Check each line of the records below and collect those holding "центр".
-------
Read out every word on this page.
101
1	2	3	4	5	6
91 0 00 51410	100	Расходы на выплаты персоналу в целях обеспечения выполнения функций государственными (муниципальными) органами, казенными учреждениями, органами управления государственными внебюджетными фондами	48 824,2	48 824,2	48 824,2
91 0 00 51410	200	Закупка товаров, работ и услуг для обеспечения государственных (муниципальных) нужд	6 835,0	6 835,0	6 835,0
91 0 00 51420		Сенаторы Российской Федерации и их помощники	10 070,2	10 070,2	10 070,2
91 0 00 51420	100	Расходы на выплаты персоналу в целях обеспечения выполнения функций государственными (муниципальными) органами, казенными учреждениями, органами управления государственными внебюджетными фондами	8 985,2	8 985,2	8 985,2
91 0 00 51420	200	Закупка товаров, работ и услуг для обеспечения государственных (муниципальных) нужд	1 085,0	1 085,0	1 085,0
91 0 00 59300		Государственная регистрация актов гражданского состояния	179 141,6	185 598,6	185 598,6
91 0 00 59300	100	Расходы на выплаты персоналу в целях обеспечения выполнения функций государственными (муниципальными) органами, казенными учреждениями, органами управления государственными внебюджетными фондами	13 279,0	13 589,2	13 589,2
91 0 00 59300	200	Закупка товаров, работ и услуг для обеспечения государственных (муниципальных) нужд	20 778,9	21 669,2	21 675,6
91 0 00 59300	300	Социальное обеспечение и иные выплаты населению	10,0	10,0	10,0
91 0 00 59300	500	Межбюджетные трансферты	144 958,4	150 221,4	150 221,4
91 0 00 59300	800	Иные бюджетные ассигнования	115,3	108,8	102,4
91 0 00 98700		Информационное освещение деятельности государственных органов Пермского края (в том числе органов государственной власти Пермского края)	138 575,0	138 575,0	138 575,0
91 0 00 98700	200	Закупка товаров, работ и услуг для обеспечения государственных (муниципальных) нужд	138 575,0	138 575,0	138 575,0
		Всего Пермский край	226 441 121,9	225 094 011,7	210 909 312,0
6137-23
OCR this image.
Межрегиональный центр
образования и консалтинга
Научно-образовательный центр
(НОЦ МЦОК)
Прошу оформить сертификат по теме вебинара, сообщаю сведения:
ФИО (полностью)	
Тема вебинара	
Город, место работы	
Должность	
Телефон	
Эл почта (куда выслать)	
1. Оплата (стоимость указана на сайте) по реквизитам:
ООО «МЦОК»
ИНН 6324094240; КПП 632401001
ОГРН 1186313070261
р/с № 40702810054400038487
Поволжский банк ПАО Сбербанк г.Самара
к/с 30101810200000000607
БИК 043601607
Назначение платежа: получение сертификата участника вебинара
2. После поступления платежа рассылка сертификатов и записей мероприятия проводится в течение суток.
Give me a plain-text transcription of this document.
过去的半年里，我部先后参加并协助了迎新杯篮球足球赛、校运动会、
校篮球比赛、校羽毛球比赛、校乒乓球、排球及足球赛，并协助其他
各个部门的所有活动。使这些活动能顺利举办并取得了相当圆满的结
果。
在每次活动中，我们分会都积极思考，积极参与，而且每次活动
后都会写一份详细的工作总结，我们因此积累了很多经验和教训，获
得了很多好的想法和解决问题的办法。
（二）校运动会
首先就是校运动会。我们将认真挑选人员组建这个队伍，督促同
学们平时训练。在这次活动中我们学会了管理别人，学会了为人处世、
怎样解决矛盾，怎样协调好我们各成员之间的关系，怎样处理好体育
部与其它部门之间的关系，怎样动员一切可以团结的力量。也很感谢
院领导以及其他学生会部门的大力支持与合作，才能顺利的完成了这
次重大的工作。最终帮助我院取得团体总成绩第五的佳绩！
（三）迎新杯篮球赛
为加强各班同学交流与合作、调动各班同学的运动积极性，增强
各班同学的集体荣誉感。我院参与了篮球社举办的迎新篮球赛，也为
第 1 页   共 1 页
-------
• RESPONSE TO THIS EXERCISE
Межрегиональный центр
Научно-образовательный центр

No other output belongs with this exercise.